DATA PROVIDED »
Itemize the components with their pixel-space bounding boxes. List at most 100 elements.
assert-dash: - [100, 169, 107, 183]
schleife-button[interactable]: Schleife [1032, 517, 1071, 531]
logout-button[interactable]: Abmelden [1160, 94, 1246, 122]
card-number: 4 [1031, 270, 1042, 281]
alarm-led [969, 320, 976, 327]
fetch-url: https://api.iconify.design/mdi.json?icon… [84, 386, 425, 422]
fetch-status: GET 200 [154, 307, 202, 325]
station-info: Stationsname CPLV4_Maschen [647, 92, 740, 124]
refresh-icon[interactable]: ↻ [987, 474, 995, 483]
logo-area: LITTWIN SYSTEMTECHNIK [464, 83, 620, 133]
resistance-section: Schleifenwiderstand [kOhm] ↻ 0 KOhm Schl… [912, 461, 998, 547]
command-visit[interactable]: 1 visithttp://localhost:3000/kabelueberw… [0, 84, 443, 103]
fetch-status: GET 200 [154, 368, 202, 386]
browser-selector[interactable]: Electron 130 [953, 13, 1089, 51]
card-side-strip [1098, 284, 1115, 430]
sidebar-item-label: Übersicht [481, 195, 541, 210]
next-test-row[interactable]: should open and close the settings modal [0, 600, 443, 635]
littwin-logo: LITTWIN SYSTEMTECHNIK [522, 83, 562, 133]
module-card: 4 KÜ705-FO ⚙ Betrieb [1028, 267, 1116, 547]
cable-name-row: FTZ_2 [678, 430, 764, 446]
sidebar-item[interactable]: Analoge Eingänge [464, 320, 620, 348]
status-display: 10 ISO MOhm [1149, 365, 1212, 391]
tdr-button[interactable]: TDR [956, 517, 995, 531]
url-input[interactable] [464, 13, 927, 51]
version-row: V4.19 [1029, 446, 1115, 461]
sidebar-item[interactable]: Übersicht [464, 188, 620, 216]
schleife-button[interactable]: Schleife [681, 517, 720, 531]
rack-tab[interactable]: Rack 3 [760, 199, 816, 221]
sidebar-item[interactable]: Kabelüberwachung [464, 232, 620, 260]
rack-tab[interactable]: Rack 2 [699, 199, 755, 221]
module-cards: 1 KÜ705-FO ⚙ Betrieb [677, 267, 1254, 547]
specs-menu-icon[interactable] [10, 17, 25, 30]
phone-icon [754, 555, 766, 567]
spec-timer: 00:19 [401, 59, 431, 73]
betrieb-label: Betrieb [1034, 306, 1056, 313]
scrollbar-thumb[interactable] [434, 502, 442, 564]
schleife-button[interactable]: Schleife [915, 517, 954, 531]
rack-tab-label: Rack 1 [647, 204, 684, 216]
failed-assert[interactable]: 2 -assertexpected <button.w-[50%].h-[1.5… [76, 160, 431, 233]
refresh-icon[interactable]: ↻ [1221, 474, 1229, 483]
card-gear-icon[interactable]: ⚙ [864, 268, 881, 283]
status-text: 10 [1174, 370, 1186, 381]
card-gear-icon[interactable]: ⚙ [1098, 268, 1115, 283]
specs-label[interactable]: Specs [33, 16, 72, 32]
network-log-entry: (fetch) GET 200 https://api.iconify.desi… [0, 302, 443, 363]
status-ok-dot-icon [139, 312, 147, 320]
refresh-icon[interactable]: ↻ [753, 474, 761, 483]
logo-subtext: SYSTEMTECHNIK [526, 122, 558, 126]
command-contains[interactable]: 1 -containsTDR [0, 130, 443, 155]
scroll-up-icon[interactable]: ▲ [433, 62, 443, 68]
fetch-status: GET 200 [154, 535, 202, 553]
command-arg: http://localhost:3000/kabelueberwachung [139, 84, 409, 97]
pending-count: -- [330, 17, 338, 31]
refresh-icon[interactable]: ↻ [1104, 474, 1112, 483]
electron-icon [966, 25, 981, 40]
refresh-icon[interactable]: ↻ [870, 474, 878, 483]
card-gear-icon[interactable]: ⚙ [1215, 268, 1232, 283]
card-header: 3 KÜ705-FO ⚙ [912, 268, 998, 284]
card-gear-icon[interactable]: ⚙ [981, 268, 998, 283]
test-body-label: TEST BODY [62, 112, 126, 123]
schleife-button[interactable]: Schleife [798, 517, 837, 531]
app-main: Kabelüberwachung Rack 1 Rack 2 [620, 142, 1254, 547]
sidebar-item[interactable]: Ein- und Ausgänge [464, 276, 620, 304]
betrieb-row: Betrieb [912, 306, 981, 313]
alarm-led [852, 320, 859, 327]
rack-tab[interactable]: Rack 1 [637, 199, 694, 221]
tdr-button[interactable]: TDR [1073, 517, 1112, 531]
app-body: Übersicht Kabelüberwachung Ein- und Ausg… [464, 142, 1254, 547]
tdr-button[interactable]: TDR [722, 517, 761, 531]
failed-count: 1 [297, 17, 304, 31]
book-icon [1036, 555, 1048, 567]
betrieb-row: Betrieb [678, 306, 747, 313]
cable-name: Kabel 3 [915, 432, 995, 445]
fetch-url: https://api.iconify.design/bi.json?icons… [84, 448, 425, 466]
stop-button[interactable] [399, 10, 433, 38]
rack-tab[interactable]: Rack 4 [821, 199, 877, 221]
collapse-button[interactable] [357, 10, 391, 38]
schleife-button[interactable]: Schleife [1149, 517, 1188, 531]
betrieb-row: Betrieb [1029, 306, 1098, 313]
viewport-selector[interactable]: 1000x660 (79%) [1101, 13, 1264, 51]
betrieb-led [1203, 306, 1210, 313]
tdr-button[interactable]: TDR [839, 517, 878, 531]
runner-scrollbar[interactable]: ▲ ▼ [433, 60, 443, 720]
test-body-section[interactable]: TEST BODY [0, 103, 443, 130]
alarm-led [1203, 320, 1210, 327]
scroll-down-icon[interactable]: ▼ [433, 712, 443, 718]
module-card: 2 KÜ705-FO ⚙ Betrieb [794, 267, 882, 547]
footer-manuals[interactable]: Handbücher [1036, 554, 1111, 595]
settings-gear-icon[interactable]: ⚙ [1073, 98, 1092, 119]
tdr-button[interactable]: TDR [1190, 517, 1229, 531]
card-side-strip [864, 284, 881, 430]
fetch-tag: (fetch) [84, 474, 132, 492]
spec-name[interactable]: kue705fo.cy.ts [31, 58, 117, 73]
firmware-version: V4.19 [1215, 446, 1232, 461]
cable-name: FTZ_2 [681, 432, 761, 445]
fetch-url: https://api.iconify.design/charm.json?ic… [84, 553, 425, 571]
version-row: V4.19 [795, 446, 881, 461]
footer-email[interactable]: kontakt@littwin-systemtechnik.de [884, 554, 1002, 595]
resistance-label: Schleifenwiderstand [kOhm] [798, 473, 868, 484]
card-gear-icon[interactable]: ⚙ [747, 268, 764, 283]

INSTRUCTIONS FOR THE TASK »
Reproduce each of the items above verbatim, preserving every line in its original order.

EXERCISE SOLUTION »
Itemize the components with their pixel-space bounding boxes. List at most 100 elements.
assert-dash: - [100, 169, 107, 183]
schleife-button[interactable]: Schleife [1032, 517, 1071, 531]
logout-button[interactable]: Abmelden [1160, 94, 1246, 122]
card-number: 4 [1031, 270, 1042, 281]
alarm-led [969, 320, 976, 327]
fetch-url: https://api.iconify.design/mdi.json?icon… [84, 386, 425, 422]
fetch-status: GET 200 [154, 307, 202, 325]
station-info: Stationsname CPLV4_Maschen [647, 92, 740, 124]
refresh-icon[interactable]: ↻ [987, 474, 995, 483]
logo-area: LITTWIN SYSTEMTECHNIK [464, 83, 620, 133]
resistance-section: Schleifenwiderstand [kOhm] ↻ 0 KOhm Schl… [912, 461, 998, 547]
command-visit[interactable]: 1 visithttp://localhost:3000/kabelueberw… [0, 84, 443, 103]
fetch-status: GET 200 [154, 368, 202, 386]
browser-selector[interactable]: Electron 130 [953, 13, 1089, 51]
card-side-strip [1098, 284, 1115, 430]
sidebar-item-label: Übersicht [481, 195, 541, 210]
next-test-row[interactable]: should open and close the settings modal [0, 600, 443, 635]
littwin-logo: LITTWIN SYSTEMTECHNIK [522, 83, 562, 133]
module-card: 4 KÜ705-FO ⚙ Betrieb [1028, 267, 1116, 547]
cable-name-row: FTZ_2 [678, 430, 764, 446]
sidebar-item[interactable]: Analoge Eingänge [464, 320, 620, 348]
status-display: 10 ISO MOhm [1149, 365, 1212, 391]
tdr-button[interactable]: TDR [956, 517, 995, 531]
url-input[interactable] [464, 13, 927, 51]
version-row: V4.19 [1029, 446, 1115, 461]
sidebar-item[interactable]: Übersicht [464, 188, 620, 216]
schleife-button[interactable]: Schleife [681, 517, 720, 531]
rack-tab[interactable]: Rack 3 [760, 199, 816, 221]
sidebar-item[interactable]: Kabelüberwachung [464, 232, 620, 260]
rack-tab[interactable]: Rack 2 [699, 199, 755, 221]
module-cards: 1 KÜ705-FO ⚙ Betrieb [677, 267, 1254, 547]
specs-menu-icon[interactable] [10, 17, 25, 30]
phone-icon [754, 555, 766, 567]
spec-timer: 00:19 [401, 59, 431, 73]
betrieb-label: Betrieb [1034, 306, 1056, 313]
scrollbar-thumb[interactable] [434, 502, 442, 564]
schleife-button[interactable]: Schleife [915, 517, 954, 531]
rack-tab-label: Rack 1 [647, 204, 684, 216]
failed-assert[interactable]: 2 -assertexpected <button.w-[50%].h-[1.5… [76, 160, 431, 233]
refresh-icon[interactable]: ↻ [1221, 474, 1229, 483]
card-gear-icon[interactable]: ⚙ [864, 268, 881, 283]
status-text: 10 [1174, 370, 1186, 381]
card-gear-icon[interactable]: ⚙ [1098, 268, 1115, 283]
specs-label[interactable]: Specs [33, 16, 72, 32]
network-log-entry: (fetch) GET 200 https://api.iconify.desi… [0, 302, 443, 363]
status-ok-dot-icon [139, 312, 147, 320]
refresh-icon[interactable]: ↻ [753, 474, 761, 483]
logo-subtext: SYSTEMTECHNIK [526, 122, 558, 126]
command-contains[interactable]: 1 -containsTDR [0, 130, 443, 155]
scroll-up-icon[interactable]: ▲ [433, 62, 443, 68]
fetch-status: GET 200 [154, 535, 202, 553]
command-arg: http://localhost:3000/kabelueberwachung [139, 84, 409, 97]
pending-count: -- [330, 17, 338, 31]
refresh-icon[interactable]: ↻ [1104, 474, 1112, 483]
electron-icon [966, 25, 981, 40]
refresh-icon[interactable]: ↻ [870, 474, 878, 483]
card-gear-icon[interactable]: ⚙ [1215, 268, 1232, 283]
card-header: 3 KÜ705-FO ⚙ [912, 268, 998, 284]
card-gear-icon[interactable]: ⚙ [981, 268, 998, 283]
test-body-label: TEST BODY [62, 112, 126, 123]
schleife-button[interactable]: Schleife [798, 517, 837, 531]
app-main: Kabelüberwachung Rack 1 Rack 2 [620, 142, 1254, 547]
sidebar-item[interactable]: Ein- und Ausgänge [464, 276, 620, 304]
betrieb-row: Betrieb [912, 306, 981, 313]
alarm-led [852, 320, 859, 327]
rack-tab[interactable]: Rack 1 [637, 199, 694, 221]
tdr-button[interactable]: TDR [1073, 517, 1112, 531]
app-body: Übersicht Kabelüberwachung Ein- und Ausg… [464, 142, 1254, 547]
tdr-button[interactable]: TDR [722, 517, 761, 531]
failed-count: 1 [297, 17, 304, 31]
book-icon [1036, 555, 1048, 567]
betrieb-row: Betrieb [678, 306, 747, 313]
cable-name: Kabel 3 [915, 432, 995, 445]
fetch-url: https://api.iconify.design/bi.json?icons… [84, 448, 425, 466]
stop-button[interactable] [399, 10, 433, 38]
rack-tab[interactable]: Rack 4 [821, 199, 877, 221]
collapse-button[interactable] [357, 10, 391, 38]
schleife-button[interactable]: Schleife [1149, 517, 1188, 531]
betrieb-row: Betrieb [1029, 306, 1098, 313]
viewport-selector[interactable]: 1000x660 (79%) [1101, 13, 1264, 51]
betrieb-led [1203, 306, 1210, 313]
tdr-button[interactable]: TDR [839, 517, 878, 531]
runner-scrollbar[interactable]: ▲ ▼ [433, 60, 443, 720]
test-body-section[interactable]: TEST BODY [0, 103, 443, 130]
alarm-led [1203, 320, 1210, 327]
scroll-down-icon[interactable]: ▼ [433, 712, 443, 718]
module-card: 2 KÜ705-FO ⚙ Betrieb [794, 267, 882, 547]
footer-manuals[interactable]: Handbücher [1036, 554, 1111, 595]
settings-gear-icon[interactable]: ⚙ [1073, 98, 1092, 119]
tdr-button[interactable]: TDR [1190, 517, 1229, 531]
card-side-strip [864, 284, 881, 430]
fetch-tag: (fetch) [84, 474, 132, 492]
spec-name[interactable]: kue705fo.cy.ts [31, 58, 117, 73]
firmware-version: V4.19 [1215, 446, 1232, 461]
cable-name: FTZ_2 [681, 432, 761, 445]
fetch-url: https://api.iconify.design/charm.json?ic… [84, 553, 425, 571]
version-row: V4.19 [795, 446, 881, 461]
footer-email[interactable]: kontakt@littwin-systemtechnik.de [884, 554, 1002, 595]
resistance-label: Schleifenwiderstand [kOhm] [798, 473, 868, 484]
card-gear-icon[interactable]: ⚙ [747, 268, 764, 283]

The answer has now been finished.